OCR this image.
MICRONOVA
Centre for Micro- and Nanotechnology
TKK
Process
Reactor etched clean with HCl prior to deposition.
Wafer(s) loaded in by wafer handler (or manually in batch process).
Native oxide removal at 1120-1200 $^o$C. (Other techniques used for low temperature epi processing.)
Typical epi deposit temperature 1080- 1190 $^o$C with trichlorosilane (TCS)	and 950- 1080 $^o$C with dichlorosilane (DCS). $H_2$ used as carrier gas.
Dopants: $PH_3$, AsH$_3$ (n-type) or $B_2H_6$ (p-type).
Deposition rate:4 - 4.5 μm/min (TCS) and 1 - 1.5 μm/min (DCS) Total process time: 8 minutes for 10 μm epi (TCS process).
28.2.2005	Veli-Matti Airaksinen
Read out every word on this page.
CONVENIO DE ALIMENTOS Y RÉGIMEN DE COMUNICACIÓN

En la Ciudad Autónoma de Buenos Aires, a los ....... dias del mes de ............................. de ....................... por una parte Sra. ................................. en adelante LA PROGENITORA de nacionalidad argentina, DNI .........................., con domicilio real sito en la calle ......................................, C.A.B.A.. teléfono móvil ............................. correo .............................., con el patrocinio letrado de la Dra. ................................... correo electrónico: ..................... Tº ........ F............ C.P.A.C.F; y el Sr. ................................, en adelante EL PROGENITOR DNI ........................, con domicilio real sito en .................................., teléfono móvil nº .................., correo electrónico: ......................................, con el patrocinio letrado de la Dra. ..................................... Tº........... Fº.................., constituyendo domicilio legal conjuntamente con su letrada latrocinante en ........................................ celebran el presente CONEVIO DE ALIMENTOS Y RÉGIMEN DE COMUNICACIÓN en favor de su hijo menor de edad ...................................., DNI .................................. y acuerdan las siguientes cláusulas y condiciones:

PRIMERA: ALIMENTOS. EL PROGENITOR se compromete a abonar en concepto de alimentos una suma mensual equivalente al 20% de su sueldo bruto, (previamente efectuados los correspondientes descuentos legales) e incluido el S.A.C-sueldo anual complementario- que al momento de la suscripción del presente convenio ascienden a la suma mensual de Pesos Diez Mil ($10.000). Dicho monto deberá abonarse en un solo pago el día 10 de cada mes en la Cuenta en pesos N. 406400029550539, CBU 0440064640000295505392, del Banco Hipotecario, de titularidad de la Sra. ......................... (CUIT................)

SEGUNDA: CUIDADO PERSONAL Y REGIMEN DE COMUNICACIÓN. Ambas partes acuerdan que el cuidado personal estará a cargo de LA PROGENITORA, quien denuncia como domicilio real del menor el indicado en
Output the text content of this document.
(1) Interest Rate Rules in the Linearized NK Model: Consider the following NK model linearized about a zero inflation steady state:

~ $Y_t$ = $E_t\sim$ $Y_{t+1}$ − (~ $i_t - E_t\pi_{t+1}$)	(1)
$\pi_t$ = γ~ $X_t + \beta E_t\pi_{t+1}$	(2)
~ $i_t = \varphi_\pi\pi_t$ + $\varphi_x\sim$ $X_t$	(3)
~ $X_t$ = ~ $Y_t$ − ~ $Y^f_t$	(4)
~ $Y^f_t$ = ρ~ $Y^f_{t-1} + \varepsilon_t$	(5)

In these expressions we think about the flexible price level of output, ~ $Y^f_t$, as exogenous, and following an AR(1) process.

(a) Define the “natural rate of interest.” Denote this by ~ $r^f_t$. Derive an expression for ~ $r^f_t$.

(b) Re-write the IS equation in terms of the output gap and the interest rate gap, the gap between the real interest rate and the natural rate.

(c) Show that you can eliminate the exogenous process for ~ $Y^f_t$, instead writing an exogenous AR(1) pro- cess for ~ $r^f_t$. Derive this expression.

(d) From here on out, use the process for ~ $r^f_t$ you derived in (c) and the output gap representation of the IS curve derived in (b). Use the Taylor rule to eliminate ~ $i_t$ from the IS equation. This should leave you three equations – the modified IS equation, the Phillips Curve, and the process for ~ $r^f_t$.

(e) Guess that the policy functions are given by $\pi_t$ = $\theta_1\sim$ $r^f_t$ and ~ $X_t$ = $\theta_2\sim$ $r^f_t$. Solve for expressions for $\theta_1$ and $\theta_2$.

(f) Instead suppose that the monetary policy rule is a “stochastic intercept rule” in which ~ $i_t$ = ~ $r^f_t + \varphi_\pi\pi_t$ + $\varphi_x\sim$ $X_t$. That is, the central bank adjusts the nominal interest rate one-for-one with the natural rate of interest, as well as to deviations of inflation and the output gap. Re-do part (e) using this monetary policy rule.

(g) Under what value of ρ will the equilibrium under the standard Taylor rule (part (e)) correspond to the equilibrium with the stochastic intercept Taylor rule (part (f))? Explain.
+---+
TASK TO CARRY OUT
Repeat the records above exactly, from the first line to the last.

IN RESPONSE
OCR this image.
MICRONOVA
Centre for Micro- and Nanotechnology
TKK
Process
Reactor etched clean with HCl prior to deposition.
Wafer(s) loaded in by wafer handler (or manually in batch process).
Native oxide removal at 1120-1200 $^o$C. (Other techniques used for low temperature epi processing.)
Typical epi deposit temperature 1080- 1190 $^o$C with trichlorosilane (TCS)	and 950- 1080 $^o$C with dichlorosilane (DCS). $H_2$ used as carrier gas.
Dopants: $PH_3$, AsH$_3$ (n-type) or $B_2H_6$ (p-type).
Deposition rate:4 - 4.5 μm/min (TCS) and 1 - 1.5 μm/min (DCS) Total process time: 8 minutes for 10 μm epi (TCS process).
28.2.2005	Veli-Matti Airaksinen
Read out every word on this page.
CONVENIO DE ALIMENTOS Y RÉGIMEN DE COMUNICACIÓN

En la Ciudad Autónoma de Buenos Aires, a los ....... dias del mes de ............................. de ....................... por una parte Sra. ................................. en adelante LA PROGENITORA de nacionalidad argentina, DNI .........................., con domicilio real sito en la calle ......................................, C.A.B.A.. teléfono móvil ............................. correo .............................., con el patrocinio letrado de la Dra. ................................... correo electrónico: ..................... Tº ........ F............ C.P.A.C.F; y el Sr. ................................, en adelante EL PROGENITOR DNI ........................, con domicilio real sito en .................................., teléfono móvil nº .................., correo electrónico: ......................................, con el patrocinio letrado de la Dra. ..................................... Tº........... Fº.................., constituyendo domicilio legal conjuntamente con su letrada latrocinante en ........................................ celebran el presente CONEVIO DE ALIMENTOS Y RÉGIMEN DE COMUNICACIÓN en favor de su hijo menor de edad ...................................., DNI .................................. y acuerdan las siguientes cláusulas y condiciones:

PRIMERA: ALIMENTOS. EL PROGENITOR se compromete a abonar en concepto de alimentos una suma mensual equivalente al 20% de su sueldo bruto, (previamente efectuados los correspondientes descuentos legales) e incluido el S.A.C-sueldo anual complementario- que al momento de la suscripción del presente convenio ascienden a la suma mensual de Pesos Diez Mil ($10.000). Dicho monto deberá abonarse en un solo pago el día 10 de cada mes en la Cuenta en pesos N. 406400029550539, CBU 0440064640000295505392, del Banco Hipotecario, de titularidad de la Sra. ......................... (CUIT................)

SEGUNDA: CUIDADO PERSONAL Y REGIMEN DE COMUNICACIÓN. Ambas partes acuerdan que el cuidado personal estará a cargo de LA PROGENITORA, quien denuncia como domicilio real del menor el indicado en
Output the text content of this document.
(1) Interest Rate Rules in the Linearized NK Model: Consider the following NK model linearized about a zero inflation steady state:

~ $Y_t$ = $E_t\sim$ $Y_{t+1}$ − (~ $i_t - E_t\pi_{t+1}$)	(1)
$\pi_t$ = γ~ $X_t + \beta E_t\pi_{t+1}$	(2)
~ $i_t = \varphi_\pi\pi_t$ + $\varphi_x\sim$ $X_t$	(3)
~ $X_t$ = ~ $Y_t$ − ~ $Y^f_t$	(4)
~ $Y^f_t$ = ρ~ $Y^f_{t-1} + \varepsilon_t$	(5)

In these expressions we think about the flexible price level of output, ~ $Y^f_t$, as exogenous, and following an AR(1) process.

(a) Define the “natural rate of interest.” Denote this by ~ $r^f_t$. Derive an expression for ~ $r^f_t$.

(b) Re-write the IS equation in terms of the output gap and the interest rate gap, the gap between the real interest rate and the natural rate.

(c) Show that you can eliminate the exogenous process for ~ $Y^f_t$, instead writing an exogenous AR(1) pro- cess for ~ $r^f_t$. Derive this expression.

(d) From here on out, use the process for ~ $r^f_t$ you derived in (c) and the output gap representation of the IS curve derived in (b). Use the Taylor rule to eliminate ~ $i_t$ from the IS equation. This should leave you three equations – the modified IS equation, the Phillips Curve, and the process for ~ $r^f_t$.

(e) Guess that the policy functions are given by $\pi_t$ = $\theta_1\sim$ $r^f_t$ and ~ $X_t$ = $\theta_2\sim$ $r^f_t$. Solve for expressions for $\theta_1$ and $\theta_2$.

(f) Instead suppose that the monetary policy rule is a “stochastic intercept rule” in which ~ $i_t$ = ~ $r^f_t + \varphi_\pi\pi_t$ + $\varphi_x\sim$ $X_t$. That is, the central bank adjusts the nominal interest rate one-for-one with the natural rate of interest, as well as to deviations of inflation and the output gap. Re-do part (e) using this monetary policy rule.

(g) Under what value of ρ will the equilibrium under the standard Taylor rule (part (e)) correspond to the equilibrium with the stochastic intercept Taylor rule (part (f))? Explain.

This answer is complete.